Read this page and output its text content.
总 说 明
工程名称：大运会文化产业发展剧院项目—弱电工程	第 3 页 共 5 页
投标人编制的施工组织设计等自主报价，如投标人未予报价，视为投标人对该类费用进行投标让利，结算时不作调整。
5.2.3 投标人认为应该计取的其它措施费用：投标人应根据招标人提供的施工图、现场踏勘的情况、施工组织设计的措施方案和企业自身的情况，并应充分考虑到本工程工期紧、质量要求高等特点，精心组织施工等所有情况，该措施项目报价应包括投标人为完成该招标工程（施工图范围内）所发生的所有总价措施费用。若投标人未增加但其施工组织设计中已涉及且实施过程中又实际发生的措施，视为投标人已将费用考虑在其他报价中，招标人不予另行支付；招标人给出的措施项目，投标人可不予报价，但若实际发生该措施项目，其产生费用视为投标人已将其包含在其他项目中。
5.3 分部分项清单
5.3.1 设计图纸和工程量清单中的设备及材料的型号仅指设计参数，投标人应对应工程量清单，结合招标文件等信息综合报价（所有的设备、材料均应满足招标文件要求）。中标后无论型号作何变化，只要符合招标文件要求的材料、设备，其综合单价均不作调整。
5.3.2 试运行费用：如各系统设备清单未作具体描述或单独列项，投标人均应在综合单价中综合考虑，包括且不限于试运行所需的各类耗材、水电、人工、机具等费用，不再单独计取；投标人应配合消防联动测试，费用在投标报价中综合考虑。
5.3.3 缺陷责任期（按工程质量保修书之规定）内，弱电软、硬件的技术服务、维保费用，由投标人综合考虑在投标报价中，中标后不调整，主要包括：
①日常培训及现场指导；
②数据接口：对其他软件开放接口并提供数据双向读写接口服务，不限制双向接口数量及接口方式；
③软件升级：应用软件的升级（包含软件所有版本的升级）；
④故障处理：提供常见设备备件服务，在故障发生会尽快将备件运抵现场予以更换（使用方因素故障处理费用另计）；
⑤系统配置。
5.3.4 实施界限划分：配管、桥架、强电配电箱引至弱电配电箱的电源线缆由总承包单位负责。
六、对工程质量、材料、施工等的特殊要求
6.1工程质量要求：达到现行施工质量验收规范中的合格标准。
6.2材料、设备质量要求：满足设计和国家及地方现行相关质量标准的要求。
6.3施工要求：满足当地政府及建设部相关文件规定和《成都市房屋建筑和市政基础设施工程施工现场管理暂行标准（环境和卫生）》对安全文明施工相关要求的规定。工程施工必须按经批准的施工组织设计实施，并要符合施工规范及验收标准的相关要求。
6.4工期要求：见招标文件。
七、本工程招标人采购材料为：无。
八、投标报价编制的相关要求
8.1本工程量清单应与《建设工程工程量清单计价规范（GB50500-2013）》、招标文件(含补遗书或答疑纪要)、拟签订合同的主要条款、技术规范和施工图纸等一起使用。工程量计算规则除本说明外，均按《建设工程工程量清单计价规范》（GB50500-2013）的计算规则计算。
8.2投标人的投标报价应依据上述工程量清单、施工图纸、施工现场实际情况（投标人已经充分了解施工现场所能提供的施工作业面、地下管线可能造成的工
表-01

============

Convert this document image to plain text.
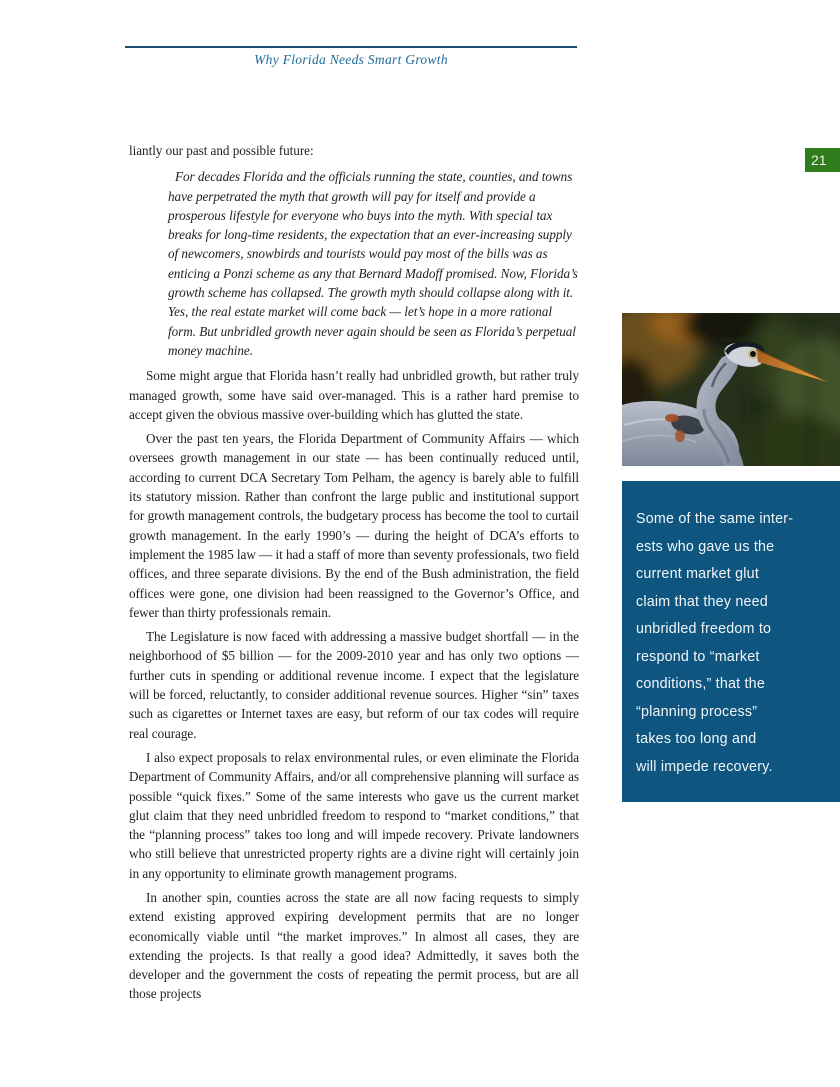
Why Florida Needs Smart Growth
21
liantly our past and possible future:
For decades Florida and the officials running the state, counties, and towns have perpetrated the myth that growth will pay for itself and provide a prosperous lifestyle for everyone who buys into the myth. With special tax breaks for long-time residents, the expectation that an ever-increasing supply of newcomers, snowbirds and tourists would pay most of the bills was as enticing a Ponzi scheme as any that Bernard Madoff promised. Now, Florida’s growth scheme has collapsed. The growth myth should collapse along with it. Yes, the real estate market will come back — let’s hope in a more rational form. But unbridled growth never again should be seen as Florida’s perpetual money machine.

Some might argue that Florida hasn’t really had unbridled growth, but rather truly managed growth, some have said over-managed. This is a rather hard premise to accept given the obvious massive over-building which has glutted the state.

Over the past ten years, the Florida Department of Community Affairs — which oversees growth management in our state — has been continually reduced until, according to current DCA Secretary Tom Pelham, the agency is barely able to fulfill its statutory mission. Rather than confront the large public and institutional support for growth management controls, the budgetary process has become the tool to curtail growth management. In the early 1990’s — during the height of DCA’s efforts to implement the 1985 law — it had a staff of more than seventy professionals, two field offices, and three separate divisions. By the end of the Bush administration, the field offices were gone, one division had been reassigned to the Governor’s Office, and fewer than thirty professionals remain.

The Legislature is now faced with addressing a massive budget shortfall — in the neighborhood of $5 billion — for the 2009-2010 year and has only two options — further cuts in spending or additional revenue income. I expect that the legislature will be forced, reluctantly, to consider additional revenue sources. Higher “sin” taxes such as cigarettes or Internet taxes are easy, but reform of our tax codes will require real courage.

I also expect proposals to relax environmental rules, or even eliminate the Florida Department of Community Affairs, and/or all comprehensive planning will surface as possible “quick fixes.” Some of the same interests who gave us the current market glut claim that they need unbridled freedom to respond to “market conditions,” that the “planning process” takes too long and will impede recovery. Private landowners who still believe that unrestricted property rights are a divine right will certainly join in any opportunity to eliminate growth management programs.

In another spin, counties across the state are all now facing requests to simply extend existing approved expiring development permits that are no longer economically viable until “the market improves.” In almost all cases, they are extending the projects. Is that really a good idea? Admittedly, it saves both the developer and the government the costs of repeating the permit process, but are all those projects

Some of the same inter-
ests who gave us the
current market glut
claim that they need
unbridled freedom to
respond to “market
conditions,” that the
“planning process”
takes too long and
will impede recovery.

============

→ **WHAT YOU HAVE TO DO**: Extract all lines that hold the word "possible".

→ **OUTPUT OF THE TASK**:
liantly our past and possible future:
I also expect proposals to relax environmental rules, or even eliminate the Florida Department of Community Affairs, and/or all comprehensive planning will surface as possible “quick fixes.” Some of the same interests who gave us the current market glut claim that they need unbridled freedom to respond to “market conditions,” that the “planning process” takes too long and will impede recovery. Private landowners who still believe that unrestricted property rights are a divine right will certainly join in any opportunity to eliminate growth management programs.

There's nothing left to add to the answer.